CONSIGNES DE L'EXERCICE.
1 – Répondez à ces questions sur le texte consacré aux MNBC et aux stablecoins :
(a) À quel groupe Isabelle Martz est-elle rattachée ?
(b) Quelle taille le marché mondial des actifs « tokénisés » pourrait-il atteindre d'ici à 2030 selon certaines estimations ?
(c) À quelle échelle un stablecoin devrait-il idéalement être émis ?
2 – Poursuivez le texte sur les MNBC et les stablecoins après sa dernière phrase.

TEXTE PROPOSÉ.
* * * *

Dans son article sur les MNBC et les stablecoins, Isabelle Martz (Groupe Société Générale) esquisse une analyse vue d’une banque, à la fois en tant qu’agent économique témoignant des changements en cours, en lien avec ses clients, et en tant qu’acteur possible de certaines transformations. « Le monde des blockchains est risqué et difficilement accessible aux non-initiés : un minimum d’éducation technologique et financière est nécessaire. C’est aussi un monde encore fragmenté, car les blockchains sont encore peu interopérables entre elles et avec les univers traditionnels », observe l’auteur, qui estime toutefois que « le domaine des titres et des marchés financiers apparaît comme très prometteur car la technologie blockchain devrait faciliter la gestion du cycle de vie complet : émission de titres ‘tokénisés’, réception et transmission d’ordres, règlement contre livraison et gestion des actifs (conservation, comptabilité, fiscalité), avec en particulier l’automatisation de traitements via les contrats intelligents, comme les paiements de coupons ou dividendes ». « Grâce à la blockchain, ces processus pourraient être réalisés de façon moins intermédiée, plus rapide, en continu (24 heures sur 24, 7 jours sur 7) et moins chère », ajoute-t-elle, en rappelant que la taille du marché mondial des actifs « tokénisés » (hors cryptomonnaies) pourrait, selon certaines estimations, atteindre au moins 16 000 milliards de dollars d’ici à 2030. Par ailleurs, Martz considère qu’« un stablecoin émis idéalement à l’échelle européenne aurait de nombreux avantages : être accepté par tous les clients des banques, assurer la liquidité et optimiser l’interopérabilité avec les autres solutions de paiement, définir des règles de protection des clients contre la fraude et les litiges au même niveau que les solutions traditionnelles, mutualiser les dépenses liées à la construction de la solution et des services associés (comme - pourquoi pas ? - un lien avec une solution d’identité numérique) ».

* * * *

MATÉRIEL FOURNI.
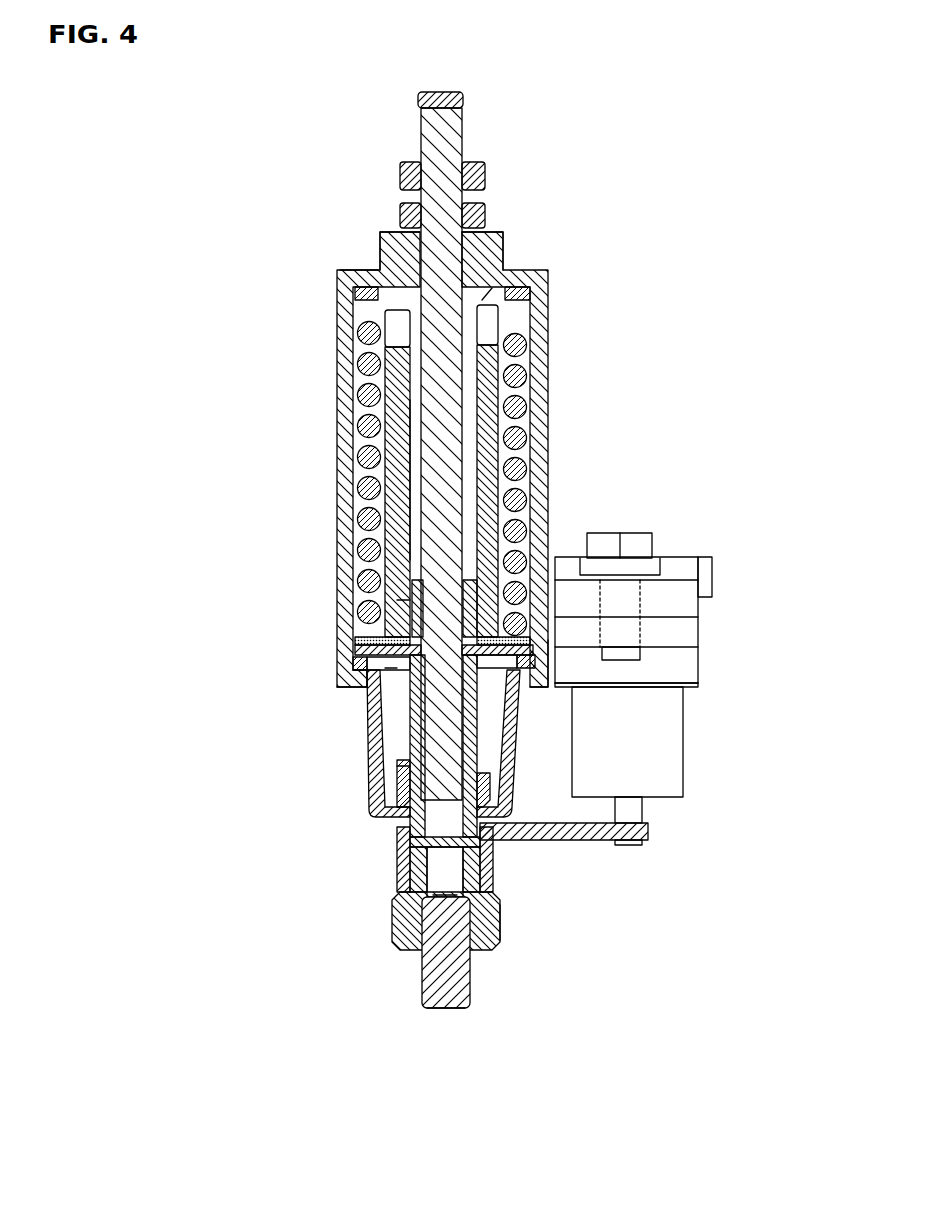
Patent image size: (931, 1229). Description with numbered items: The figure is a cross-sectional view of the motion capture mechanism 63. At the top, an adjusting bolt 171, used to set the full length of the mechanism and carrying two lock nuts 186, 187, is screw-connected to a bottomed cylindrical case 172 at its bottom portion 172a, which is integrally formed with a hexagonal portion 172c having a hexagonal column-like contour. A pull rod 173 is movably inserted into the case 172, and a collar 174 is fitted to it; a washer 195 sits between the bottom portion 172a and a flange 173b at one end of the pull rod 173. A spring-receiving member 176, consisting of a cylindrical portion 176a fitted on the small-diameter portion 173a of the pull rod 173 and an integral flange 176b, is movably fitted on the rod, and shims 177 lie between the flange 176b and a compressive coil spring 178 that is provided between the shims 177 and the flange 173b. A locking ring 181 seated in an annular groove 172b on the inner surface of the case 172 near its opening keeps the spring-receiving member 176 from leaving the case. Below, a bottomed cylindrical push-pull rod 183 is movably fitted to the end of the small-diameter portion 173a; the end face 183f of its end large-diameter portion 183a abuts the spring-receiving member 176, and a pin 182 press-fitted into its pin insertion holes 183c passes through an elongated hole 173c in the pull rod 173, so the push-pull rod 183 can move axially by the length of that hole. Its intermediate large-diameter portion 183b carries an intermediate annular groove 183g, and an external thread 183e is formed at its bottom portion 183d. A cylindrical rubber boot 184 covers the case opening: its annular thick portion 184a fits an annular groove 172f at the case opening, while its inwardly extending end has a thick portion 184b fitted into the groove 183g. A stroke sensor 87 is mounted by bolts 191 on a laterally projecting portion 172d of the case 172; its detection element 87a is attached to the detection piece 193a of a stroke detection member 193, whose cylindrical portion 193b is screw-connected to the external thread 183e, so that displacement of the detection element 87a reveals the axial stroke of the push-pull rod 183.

* * * *

RÉPONSES PAR CONSIGNE.
1 –
(a) Au Groupe Société Générale.
(b) Au moins 16 000 milliards de dollars, hors cryptomonnaies.
(c) À l'échelle européenne.

2 –
« Si les blockchains apparaissent comme révolutionnaires, elles prendront, comme Internet, des années à déployer toutes leurs capacités », écrit Isabelle Martz, avant d’ajouter : « C’est un monde en chantier, où penser d’abord à l’utilité sociale de ce que l’on bâtit est une priorité ». Ce serait sans aucun doute la bonne priorité, mais quelle « utilité sociale » peut-on trouver à l’accélération des transactions financières ?

Et l’auteur de conclure : « Investir dans la finance sur blockchain, c’est investir dans ce qui est la colonne vertébrale d’une nouvelle économie en construction. Les banques seront légitimes et utiles dans cet univers, comme tiers régulés et de confiance, capables d’aider leurs clients à comprendre les enjeux, à simplifier et sécuriser l’accès à cette nouvelle économie, faire le lien entre le monde traditionnel et le nouveau monde numérique et créer de l’interopérabilité. Face aux incertitudes et même si nous avons le sentiment d’avoir le temps, une approche pragmatique et expérimentale est la meilleure façon pour les acteurs économiques de gagner en compétence et comprendre les nouveaux enjeux afin de saisir les opportunités et de rester acteur. Car, compte tenu des enjeux sociaux, économiques et politiques, nous ne devons pas laisser développer cet univers par d’autres ». Elle est là, en fait, l’utilité sociale vue depuis la banque : rester pleinement acteur d’un monde de la finance en mutation et saisir toutes les opportunités de faire davantage de bénéfices. (OJ)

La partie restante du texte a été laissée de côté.